# AIM:
Transcribe each record exactly. Include every one.

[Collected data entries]

= = =

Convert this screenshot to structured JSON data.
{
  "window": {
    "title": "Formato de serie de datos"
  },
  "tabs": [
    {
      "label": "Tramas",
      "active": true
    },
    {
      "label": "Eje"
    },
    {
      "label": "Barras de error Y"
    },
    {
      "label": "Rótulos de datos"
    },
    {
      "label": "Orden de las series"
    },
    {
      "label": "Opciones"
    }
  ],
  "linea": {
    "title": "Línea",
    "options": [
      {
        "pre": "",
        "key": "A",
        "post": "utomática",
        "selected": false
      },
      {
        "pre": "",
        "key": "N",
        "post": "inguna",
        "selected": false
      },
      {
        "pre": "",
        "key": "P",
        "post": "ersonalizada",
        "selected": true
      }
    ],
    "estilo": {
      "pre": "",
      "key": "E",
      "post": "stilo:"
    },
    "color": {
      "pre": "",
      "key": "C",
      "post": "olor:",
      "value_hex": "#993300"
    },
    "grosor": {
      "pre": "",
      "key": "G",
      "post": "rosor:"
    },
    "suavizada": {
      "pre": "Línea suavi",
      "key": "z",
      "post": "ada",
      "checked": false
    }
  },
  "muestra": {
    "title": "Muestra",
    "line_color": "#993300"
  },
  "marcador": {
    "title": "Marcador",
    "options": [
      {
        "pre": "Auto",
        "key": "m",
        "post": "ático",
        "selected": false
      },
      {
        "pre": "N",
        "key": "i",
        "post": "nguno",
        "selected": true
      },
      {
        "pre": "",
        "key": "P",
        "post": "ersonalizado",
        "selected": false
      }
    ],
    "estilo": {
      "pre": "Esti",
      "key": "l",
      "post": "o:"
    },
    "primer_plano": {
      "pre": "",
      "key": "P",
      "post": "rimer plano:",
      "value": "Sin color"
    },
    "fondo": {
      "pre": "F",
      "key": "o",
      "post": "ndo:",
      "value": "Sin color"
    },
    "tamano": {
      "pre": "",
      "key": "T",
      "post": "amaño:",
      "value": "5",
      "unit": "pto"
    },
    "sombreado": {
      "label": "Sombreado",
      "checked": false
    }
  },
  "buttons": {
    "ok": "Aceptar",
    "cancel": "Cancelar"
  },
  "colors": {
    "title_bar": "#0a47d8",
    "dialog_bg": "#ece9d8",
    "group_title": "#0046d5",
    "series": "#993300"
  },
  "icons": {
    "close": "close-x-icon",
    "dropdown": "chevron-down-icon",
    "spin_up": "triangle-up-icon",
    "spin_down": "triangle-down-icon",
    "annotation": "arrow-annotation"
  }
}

= = =

# ANSWER IN FULL:
Convert this screenshot to structured JSON data.
{
  "window": {
    "title": "Formato de serie de datos"
  },
  "tabs": [
    {
      "label": "Tramas",
      "active": true
    },
    {
      "label": "Eje"
    },
    {
      "label": "Barras de error Y"
    },
    {
      "label": "Rótulos de datos"
    },
    {
      "label": "Orden de las series"
    },
    {
      "label": "Opciones"
    }
  ],
  "linea": {
    "title": "Línea",
    "options": [
      {
        "pre": "",
        "key": "A",
        "post": "utomática",
        "selected": false
      },
      {
        "pre": "",
        "key": "N",
        "post": "inguna",
        "selected": false
      },
      {
        "pre": "",
        "key": "P",
        "post": "ersonalizada",
        "selected": true
      }
    ],
    "estilo": {
      "pre": "",
      "key": "E",
      "post": "stilo:"
    },
    "color": {
      "pre": "",
      "key": "C",
      "post": "olor:",
      "value_hex": "#993300"
    },
    "grosor": {
      "pre": "",
      "key": "G",
      "post": "rosor:"
    },
    "suavizada": {
      "pre": "Línea suavi",
      "key": "z",
      "post": "ada",
      "checked": false
    }
  },
  "muestra": {
    "title": "Muestra",
    "line_color": "#993300"
  },
  "marcador": {
    "title": "Marcador",
    "options": [
      {
        "pre": "Auto",
        "key": "m",
        "post": "ático",
        "selected": false
      },
      {
        "pre": "N",
        "key": "i",
        "post": "nguno",
        "selected": true
      },
      {
        "pre": "",
        "key": "P",
        "post": "ersonalizado",
        "selected": false
      }
    ],
    "estilo": {
      "pre": "Esti",
      "key": "l",
      "post": "o:"
    },
    "primer_plano": {
      "pre": "",
      "key": "P",
      "post": "rimer plano:",
      "value": "Sin color"
    },
    "fondo": {
      "pre": "F",
      "key": "o",
      "post": "ndo:",
      "value": "Sin color"
    },
    "tamano": {
      "pre": "",
      "key": "T",
      "post": "amaño:",
      "value": "5",
      "unit": "pto"
    },
    "sombreado": {
      "label": "Sombreado",
      "checked": false
    }
  },
  "buttons": {
    "ok": "Aceptar",
    "cancel": "Cancelar"
  },
  "colors": {
    "title_bar": "#0a47d8",
    "dialog_bg": "#ece9d8",
    "group_title": "#0046d5",
    "series": "#993300"
  },
  "icons": {
    "close": "close-x-icon",
    "dropdown": "chevron-down-icon",
    "spin_up": "triangle-up-icon",
    "spin_down": "triangle-down-icon",
    "annotation": "arrow-annotation"
  }
}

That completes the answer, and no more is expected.